### [AIM]
Copy each line that contains the string "Variance".

— Start SUPPLIED MATERIAL —

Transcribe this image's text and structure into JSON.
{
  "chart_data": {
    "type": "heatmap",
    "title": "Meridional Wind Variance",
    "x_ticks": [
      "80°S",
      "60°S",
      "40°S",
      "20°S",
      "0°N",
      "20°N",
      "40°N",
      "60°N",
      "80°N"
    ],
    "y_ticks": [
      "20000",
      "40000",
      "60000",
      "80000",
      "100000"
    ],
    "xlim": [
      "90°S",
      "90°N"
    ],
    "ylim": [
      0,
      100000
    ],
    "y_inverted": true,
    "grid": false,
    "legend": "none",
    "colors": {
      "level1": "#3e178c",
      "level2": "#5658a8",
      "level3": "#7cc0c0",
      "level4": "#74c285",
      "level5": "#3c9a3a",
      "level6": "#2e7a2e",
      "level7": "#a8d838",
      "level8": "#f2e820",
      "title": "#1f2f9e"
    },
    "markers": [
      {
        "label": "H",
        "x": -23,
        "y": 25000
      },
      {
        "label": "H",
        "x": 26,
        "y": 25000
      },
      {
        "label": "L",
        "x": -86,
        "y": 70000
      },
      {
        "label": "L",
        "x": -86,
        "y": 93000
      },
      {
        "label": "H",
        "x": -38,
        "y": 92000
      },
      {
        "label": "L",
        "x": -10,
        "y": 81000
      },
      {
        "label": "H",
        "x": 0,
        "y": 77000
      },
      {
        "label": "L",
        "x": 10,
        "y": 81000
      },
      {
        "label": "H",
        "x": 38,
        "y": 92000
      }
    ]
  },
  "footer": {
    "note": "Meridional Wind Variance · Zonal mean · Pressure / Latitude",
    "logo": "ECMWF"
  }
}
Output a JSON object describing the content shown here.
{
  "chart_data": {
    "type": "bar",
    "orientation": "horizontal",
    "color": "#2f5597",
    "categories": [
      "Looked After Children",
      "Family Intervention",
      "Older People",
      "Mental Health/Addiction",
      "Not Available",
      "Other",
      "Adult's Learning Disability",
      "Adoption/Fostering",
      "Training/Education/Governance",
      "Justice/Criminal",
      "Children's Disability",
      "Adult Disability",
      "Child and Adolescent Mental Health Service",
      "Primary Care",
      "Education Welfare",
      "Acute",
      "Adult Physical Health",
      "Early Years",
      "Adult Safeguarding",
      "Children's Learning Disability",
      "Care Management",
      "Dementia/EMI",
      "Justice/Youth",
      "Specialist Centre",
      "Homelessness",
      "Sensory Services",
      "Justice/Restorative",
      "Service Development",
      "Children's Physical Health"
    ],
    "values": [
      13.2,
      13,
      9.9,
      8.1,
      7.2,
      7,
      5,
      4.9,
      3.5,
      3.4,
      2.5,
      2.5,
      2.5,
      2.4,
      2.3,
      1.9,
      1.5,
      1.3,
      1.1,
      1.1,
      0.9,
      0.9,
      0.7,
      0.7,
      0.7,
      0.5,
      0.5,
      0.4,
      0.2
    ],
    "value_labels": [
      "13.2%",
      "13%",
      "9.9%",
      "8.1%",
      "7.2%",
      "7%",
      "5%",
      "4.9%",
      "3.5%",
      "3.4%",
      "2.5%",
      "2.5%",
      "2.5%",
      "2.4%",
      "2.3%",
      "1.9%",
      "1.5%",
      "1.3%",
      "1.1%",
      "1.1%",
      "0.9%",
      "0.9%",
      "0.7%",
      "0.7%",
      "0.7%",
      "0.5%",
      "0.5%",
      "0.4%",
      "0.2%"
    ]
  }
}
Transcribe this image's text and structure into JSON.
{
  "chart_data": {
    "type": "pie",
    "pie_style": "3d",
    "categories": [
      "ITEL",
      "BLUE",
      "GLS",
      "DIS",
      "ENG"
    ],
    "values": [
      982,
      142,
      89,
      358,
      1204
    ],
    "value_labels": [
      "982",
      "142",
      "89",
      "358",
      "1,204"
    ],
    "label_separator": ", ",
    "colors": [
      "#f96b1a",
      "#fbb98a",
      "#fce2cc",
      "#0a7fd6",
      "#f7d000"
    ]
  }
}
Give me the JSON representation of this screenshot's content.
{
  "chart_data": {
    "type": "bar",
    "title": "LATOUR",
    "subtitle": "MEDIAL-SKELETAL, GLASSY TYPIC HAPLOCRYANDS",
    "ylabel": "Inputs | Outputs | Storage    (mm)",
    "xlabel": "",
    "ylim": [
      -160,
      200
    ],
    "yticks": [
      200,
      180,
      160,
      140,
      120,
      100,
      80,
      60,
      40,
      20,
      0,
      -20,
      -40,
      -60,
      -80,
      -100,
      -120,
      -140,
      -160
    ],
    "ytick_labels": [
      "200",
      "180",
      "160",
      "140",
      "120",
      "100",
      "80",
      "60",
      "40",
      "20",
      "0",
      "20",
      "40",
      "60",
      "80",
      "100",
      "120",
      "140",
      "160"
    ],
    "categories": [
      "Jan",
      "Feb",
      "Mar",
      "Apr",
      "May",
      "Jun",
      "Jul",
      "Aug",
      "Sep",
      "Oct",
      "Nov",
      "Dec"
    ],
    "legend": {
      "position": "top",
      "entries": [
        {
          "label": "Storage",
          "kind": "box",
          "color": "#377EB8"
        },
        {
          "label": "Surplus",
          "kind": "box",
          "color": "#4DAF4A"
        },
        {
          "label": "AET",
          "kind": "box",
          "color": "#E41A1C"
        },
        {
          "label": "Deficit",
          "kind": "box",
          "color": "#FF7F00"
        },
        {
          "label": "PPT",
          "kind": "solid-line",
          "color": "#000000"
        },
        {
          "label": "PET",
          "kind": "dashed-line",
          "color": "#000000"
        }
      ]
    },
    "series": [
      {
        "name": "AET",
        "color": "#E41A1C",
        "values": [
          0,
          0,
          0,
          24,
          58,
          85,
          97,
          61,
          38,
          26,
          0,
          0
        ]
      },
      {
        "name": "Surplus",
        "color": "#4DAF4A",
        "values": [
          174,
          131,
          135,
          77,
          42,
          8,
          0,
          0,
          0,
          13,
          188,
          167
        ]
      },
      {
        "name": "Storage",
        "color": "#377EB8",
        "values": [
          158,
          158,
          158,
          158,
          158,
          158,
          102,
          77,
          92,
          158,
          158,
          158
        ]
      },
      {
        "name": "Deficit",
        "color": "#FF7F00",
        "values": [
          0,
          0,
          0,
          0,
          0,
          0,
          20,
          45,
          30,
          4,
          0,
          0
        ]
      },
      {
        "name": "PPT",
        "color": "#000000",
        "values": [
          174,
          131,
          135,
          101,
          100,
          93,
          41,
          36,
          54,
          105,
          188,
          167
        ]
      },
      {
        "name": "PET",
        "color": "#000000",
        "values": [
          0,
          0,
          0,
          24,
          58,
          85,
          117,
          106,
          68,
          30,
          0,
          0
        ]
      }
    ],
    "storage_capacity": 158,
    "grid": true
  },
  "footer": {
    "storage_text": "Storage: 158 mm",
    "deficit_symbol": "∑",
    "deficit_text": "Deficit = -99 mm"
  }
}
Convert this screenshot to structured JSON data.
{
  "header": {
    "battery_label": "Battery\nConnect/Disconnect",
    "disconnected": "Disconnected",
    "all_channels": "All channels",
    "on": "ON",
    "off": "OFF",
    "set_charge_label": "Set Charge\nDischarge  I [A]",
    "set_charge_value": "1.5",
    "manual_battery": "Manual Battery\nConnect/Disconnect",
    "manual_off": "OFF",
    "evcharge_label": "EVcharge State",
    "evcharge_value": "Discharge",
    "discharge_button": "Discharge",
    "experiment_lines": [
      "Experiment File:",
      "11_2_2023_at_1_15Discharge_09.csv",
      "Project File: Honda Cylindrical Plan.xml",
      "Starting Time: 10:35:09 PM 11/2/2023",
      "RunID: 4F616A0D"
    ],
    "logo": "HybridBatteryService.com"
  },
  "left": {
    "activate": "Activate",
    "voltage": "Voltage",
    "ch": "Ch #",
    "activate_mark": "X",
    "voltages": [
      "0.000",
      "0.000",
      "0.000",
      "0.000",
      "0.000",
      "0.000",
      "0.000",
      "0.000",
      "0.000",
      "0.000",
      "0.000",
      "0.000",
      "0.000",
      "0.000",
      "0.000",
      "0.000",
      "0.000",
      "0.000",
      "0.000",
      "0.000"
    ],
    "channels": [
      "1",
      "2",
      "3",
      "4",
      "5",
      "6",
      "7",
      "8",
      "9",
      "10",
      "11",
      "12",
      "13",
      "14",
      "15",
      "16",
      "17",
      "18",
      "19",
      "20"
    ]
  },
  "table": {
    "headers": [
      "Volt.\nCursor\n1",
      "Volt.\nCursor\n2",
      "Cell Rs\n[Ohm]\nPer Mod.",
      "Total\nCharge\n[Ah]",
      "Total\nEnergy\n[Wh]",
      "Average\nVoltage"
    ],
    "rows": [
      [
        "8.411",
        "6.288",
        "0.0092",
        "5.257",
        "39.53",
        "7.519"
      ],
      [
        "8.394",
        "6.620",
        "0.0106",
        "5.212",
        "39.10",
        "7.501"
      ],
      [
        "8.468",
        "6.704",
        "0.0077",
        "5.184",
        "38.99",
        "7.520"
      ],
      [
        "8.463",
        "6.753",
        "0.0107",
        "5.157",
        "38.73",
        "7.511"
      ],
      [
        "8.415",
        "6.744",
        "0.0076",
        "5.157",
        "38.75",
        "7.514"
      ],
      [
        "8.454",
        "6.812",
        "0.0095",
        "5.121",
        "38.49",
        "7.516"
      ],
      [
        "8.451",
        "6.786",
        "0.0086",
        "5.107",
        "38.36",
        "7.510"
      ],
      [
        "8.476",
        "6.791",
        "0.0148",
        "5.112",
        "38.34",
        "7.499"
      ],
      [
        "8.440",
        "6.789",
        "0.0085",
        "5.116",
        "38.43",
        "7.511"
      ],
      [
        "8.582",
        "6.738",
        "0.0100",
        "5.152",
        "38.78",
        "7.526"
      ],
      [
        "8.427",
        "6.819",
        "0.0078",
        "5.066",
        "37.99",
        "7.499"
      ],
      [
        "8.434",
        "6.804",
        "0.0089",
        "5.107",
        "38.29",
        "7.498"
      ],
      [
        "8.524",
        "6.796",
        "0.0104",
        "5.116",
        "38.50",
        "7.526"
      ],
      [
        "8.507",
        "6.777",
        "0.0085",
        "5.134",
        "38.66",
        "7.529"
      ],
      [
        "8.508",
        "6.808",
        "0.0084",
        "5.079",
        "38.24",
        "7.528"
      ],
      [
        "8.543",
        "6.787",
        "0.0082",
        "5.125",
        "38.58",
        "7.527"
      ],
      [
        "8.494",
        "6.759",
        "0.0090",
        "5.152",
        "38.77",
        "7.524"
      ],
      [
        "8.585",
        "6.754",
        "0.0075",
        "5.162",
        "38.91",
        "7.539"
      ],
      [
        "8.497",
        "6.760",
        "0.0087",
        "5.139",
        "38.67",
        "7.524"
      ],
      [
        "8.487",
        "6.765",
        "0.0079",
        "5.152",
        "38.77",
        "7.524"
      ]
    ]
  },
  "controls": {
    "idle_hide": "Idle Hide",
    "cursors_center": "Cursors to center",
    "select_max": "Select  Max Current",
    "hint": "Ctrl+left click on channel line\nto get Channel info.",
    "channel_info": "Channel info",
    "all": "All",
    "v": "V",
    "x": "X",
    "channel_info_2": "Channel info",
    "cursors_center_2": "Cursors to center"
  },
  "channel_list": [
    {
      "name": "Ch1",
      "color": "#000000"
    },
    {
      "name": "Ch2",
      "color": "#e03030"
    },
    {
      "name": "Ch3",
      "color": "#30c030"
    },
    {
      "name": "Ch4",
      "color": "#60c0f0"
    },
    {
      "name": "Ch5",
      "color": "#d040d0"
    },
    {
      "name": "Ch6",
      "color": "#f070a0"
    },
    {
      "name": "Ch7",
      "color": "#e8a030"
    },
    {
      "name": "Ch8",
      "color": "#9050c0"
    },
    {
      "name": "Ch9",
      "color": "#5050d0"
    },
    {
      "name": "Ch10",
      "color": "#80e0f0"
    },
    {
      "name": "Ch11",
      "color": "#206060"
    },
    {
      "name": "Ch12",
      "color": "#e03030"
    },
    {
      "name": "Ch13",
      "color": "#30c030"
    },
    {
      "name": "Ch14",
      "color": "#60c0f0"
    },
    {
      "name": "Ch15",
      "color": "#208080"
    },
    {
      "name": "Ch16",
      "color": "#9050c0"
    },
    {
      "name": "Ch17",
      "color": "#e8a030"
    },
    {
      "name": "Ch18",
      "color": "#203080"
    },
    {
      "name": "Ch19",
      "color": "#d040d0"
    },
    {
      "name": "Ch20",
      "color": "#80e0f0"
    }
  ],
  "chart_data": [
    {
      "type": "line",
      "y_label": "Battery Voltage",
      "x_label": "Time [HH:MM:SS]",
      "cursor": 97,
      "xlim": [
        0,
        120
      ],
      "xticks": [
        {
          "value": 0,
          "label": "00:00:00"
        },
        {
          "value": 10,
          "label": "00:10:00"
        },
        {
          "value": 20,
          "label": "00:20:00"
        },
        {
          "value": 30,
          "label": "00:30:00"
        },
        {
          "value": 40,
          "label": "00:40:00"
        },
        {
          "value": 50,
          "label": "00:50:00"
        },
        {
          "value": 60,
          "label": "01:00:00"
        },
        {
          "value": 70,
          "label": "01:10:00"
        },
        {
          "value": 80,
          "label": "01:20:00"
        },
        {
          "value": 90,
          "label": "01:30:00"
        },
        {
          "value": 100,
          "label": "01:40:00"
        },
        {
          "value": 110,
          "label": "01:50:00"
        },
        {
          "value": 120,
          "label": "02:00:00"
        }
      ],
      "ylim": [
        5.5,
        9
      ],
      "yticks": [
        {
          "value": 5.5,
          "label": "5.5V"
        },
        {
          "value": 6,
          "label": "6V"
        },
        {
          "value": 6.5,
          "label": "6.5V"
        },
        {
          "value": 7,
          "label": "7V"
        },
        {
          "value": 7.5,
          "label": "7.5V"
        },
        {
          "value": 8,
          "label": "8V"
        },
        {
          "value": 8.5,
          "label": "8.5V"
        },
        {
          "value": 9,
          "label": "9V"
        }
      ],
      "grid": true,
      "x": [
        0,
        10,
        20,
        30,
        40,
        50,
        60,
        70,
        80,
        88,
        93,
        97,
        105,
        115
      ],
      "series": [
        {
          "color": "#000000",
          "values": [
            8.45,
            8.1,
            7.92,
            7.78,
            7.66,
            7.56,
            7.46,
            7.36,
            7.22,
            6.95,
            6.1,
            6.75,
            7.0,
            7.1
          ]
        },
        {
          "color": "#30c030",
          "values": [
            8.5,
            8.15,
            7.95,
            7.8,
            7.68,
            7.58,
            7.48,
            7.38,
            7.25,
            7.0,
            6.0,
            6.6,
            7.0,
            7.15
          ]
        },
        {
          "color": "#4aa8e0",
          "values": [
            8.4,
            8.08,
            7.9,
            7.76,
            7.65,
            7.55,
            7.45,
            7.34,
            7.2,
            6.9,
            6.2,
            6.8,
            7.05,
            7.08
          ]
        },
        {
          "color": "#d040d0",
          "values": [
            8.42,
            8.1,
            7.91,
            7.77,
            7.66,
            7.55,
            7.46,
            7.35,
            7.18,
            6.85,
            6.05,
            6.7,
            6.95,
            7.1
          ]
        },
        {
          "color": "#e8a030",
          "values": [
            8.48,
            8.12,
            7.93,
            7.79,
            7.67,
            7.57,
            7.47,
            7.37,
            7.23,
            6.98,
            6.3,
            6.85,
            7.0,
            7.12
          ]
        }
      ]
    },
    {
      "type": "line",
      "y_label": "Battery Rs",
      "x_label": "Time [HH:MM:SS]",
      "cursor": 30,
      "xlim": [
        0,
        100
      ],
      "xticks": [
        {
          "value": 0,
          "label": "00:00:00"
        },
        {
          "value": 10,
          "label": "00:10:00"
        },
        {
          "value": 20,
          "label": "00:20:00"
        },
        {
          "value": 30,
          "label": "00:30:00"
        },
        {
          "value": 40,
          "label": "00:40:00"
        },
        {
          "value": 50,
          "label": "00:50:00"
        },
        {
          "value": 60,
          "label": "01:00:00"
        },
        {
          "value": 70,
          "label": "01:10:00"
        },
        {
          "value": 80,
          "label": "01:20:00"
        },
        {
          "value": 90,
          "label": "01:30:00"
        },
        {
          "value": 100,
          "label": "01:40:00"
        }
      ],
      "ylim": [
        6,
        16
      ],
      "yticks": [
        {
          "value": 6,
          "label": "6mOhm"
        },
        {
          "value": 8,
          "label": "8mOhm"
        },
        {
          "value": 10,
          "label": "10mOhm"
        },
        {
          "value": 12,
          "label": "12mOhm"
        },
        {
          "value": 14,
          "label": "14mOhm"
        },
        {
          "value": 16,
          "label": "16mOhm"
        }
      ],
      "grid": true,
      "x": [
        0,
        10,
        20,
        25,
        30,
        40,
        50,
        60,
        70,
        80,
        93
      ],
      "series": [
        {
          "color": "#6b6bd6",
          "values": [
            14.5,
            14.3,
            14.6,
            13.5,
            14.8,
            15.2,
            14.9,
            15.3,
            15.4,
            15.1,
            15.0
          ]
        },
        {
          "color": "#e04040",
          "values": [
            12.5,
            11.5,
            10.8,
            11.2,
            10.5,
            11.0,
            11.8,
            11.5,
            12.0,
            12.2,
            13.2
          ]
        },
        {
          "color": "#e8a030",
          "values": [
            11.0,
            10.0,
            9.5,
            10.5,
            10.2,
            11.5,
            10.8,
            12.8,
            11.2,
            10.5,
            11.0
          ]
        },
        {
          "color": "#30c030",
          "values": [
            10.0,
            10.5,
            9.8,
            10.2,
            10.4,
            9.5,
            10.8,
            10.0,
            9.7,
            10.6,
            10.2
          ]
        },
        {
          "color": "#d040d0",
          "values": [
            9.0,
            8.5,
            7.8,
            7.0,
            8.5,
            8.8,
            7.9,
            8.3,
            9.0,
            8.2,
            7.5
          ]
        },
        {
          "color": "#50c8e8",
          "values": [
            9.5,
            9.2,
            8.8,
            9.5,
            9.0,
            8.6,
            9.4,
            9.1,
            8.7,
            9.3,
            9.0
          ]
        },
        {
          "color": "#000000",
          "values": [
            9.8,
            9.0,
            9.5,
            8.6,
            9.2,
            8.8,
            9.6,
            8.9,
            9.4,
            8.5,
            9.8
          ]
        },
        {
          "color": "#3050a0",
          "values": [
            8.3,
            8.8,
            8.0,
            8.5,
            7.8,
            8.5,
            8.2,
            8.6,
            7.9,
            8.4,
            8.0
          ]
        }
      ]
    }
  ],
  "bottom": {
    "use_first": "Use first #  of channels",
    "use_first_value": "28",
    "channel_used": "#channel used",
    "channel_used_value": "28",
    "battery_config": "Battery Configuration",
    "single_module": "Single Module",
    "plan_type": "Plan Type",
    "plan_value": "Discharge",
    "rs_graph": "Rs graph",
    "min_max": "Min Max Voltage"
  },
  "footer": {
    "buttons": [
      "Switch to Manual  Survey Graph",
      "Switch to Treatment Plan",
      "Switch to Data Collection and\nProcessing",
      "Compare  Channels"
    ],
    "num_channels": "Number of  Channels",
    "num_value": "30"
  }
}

— End SUPPLIED MATERIAL —

### [ANSWER]
    "title": "Meridional Wind Variance",
    "note": "Meridional Wind Variance · Zonal mean · Pressure / Latitude",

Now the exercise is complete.